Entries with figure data
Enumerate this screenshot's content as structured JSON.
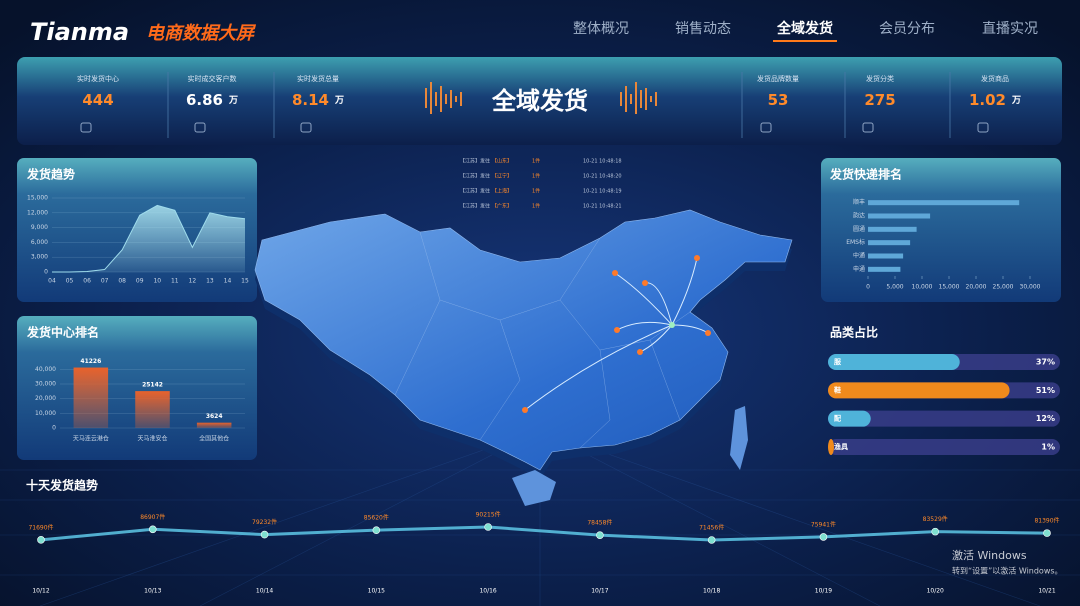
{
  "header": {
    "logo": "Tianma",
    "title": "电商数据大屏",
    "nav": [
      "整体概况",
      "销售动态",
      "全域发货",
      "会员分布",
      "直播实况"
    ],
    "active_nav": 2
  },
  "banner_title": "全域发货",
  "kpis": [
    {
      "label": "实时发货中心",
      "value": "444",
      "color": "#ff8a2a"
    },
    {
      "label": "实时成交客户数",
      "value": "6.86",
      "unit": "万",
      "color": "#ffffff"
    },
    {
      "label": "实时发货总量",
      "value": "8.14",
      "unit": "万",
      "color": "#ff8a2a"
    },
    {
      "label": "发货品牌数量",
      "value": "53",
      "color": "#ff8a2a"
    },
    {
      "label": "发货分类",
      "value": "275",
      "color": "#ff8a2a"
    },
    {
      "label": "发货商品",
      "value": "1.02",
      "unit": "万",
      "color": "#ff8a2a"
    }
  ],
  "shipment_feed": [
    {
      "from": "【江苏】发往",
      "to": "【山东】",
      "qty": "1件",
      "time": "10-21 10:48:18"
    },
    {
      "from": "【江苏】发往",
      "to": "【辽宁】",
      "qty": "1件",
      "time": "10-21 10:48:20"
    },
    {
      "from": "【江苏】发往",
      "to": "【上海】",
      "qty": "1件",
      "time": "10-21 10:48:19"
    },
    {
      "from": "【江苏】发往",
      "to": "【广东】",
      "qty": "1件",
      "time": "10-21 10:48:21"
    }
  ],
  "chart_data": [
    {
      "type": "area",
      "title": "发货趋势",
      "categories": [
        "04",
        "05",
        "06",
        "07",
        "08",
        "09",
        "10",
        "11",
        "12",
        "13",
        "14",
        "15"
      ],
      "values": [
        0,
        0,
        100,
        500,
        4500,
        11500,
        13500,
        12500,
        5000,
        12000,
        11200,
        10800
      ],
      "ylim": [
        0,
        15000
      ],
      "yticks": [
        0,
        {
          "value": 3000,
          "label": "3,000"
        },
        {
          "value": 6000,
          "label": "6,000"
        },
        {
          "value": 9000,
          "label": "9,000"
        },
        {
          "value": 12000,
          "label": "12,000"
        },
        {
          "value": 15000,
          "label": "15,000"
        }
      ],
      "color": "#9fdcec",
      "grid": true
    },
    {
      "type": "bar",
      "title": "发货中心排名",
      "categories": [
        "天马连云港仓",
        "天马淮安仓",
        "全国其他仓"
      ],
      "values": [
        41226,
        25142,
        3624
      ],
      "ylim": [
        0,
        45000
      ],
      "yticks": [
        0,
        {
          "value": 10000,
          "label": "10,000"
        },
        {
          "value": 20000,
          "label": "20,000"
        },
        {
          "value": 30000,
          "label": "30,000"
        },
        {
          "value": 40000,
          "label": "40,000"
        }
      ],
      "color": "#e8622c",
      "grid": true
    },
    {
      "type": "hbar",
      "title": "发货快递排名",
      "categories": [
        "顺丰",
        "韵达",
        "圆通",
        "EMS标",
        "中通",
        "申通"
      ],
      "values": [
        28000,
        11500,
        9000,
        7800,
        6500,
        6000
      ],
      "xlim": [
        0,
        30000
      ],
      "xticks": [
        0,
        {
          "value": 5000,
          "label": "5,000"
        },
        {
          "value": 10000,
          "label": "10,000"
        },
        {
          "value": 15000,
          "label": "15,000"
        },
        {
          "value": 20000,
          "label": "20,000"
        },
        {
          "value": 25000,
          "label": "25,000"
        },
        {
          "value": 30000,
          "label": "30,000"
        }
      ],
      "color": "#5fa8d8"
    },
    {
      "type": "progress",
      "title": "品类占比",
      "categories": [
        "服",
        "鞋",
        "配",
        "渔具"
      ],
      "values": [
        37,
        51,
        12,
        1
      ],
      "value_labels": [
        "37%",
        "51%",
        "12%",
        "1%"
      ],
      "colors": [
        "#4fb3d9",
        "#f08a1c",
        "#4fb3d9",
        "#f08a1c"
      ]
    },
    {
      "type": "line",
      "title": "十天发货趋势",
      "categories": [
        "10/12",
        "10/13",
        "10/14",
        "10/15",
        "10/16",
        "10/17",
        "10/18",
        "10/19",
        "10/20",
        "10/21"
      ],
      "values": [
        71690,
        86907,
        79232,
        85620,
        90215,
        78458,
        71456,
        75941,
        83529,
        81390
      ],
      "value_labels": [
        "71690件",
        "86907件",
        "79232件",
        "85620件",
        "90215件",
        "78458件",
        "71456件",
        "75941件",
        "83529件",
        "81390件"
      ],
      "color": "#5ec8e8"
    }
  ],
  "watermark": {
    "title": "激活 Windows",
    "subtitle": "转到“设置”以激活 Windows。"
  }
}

SET TASK
Write every record out again exactly; no pictures belong in the copy.

REPLY TO THE EXERCISE
Enumerate this screenshot's content as structured JSON.
{
  "header": {
    "logo": "Tianma",
    "title": "电商数据大屏",
    "nav": [
      "整体概况",
      "销售动态",
      "全域发货",
      "会员分布",
      "直播实况"
    ],
    "active_nav": 2
  },
  "banner_title": "全域发货",
  "kpis": [
    {
      "label": "实时发货中心",
      "value": "444",
      "color": "#ff8a2a"
    },
    {
      "label": "实时成交客户数",
      "value": "6.86",
      "unit": "万",
      "color": "#ffffff"
    },
    {
      "label": "实时发货总量",
      "value": "8.14",
      "unit": "万",
      "color": "#ff8a2a"
    },
    {
      "label": "发货品牌数量",
      "value": "53",
      "color": "#ff8a2a"
    },
    {
      "label": "发货分类",
      "value": "275",
      "color": "#ff8a2a"
    },
    {
      "label": "发货商品",
      "value": "1.02",
      "unit": "万",
      "color": "#ff8a2a"
    }
  ],
  "shipment_feed": [
    {
      "from": "【江苏】发往",
      "to": "【山东】",
      "qty": "1件",
      "time": "10-21 10:48:18"
    },
    {
      "from": "【江苏】发往",
      "to": "【辽宁】",
      "qty": "1件",
      "time": "10-21 10:48:20"
    },
    {
      "from": "【江苏】发往",
      "to": "【上海】",
      "qty": "1件",
      "time": "10-21 10:48:19"
    },
    {
      "from": "【江苏】发往",
      "to": "【广东】",
      "qty": "1件",
      "time": "10-21 10:48:21"
    }
  ],
  "chart_data": [
    {
      "type": "area",
      "title": "发货趋势",
      "categories": [
        "04",
        "05",
        "06",
        "07",
        "08",
        "09",
        "10",
        "11",
        "12",
        "13",
        "14",
        "15"
      ],
      "values": [
        0,
        0,
        100,
        500,
        4500,
        11500,
        13500,
        12500,
        5000,
        12000,
        11200,
        10800
      ],
      "ylim": [
        0,
        15000
      ],
      "yticks": [
        0,
        {
          "value": 3000,
          "label": "3,000"
        },
        {
          "value": 6000,
          "label": "6,000"
        },
        {
          "value": 9000,
          "label": "9,000"
        },
        {
          "value": 12000,
          "label": "12,000"
        },
        {
          "value": 15000,
          "label": "15,000"
        }
      ],
      "color": "#9fdcec",
      "grid": true
    },
    {
      "type": "bar",
      "title": "发货中心排名",
      "categories": [
        "天马连云港仓",
        "天马淮安仓",
        "全国其他仓"
      ],
      "values": [
        41226,
        25142,
        3624
      ],
      "ylim": [
        0,
        45000
      ],
      "yticks": [
        0,
        {
          "value": 10000,
          "label": "10,000"
        },
        {
          "value": 20000,
          "label": "20,000"
        },
        {
          "value": 30000,
          "label": "30,000"
        },
        {
          "value": 40000,
          "label": "40,000"
        }
      ],
      "color": "#e8622c",
      "grid": true
    },
    {
      "type": "hbar",
      "title": "发货快递排名",
      "categories": [
        "顺丰",
        "韵达",
        "圆通",
        "EMS标",
        "中通",
        "申通"
      ],
      "values": [
        28000,
        11500,
        9000,
        7800,
        6500,
        6000
      ],
      "xlim": [
        0,
        30000
      ],
      "xticks": [
        0,
        {
          "value": 5000,
          "label": "5,000"
        },
        {
          "value": 10000,
          "label": "10,000"
        },
        {
          "value": 15000,
          "label": "15,000"
        },
        {
          "value": 20000,
          "label": "20,000"
        },
        {
          "value": 25000,
          "label": "25,000"
        },
        {
          "value": 30000,
          "label": "30,000"
        }
      ],
      "color": "#5fa8d8"
    },
    {
      "type": "progress",
      "title": "品类占比",
      "categories": [
        "服",
        "鞋",
        "配",
        "渔具"
      ],
      "values": [
        37,
        51,
        12,
        1
      ],
      "value_labels": [
        "37%",
        "51%",
        "12%",
        "1%"
      ],
      "colors": [
        "#4fb3d9",
        "#f08a1c",
        "#4fb3d9",
        "#f08a1c"
      ]
    },
    {
      "type": "line",
      "title": "十天发货趋势",
      "categories": [
        "10/12",
        "10/13",
        "10/14",
        "10/15",
        "10/16",
        "10/17",
        "10/18",
        "10/19",
        "10/20",
        "10/21"
      ],
      "values": [
        71690,
        86907,
        79232,
        85620,
        90215,
        78458,
        71456,
        75941,
        83529,
        81390
      ],
      "value_labels": [
        "71690件",
        "86907件",
        "79232件",
        "85620件",
        "90215件",
        "78458件",
        "71456件",
        "75941件",
        "83529件",
        "81390件"
      ],
      "color": "#5ec8e8"
    }
  ],
  "watermark": {
    "title": "激活 Windows",
    "subtitle": "转到“设置”以激活 Windows。"
  }
}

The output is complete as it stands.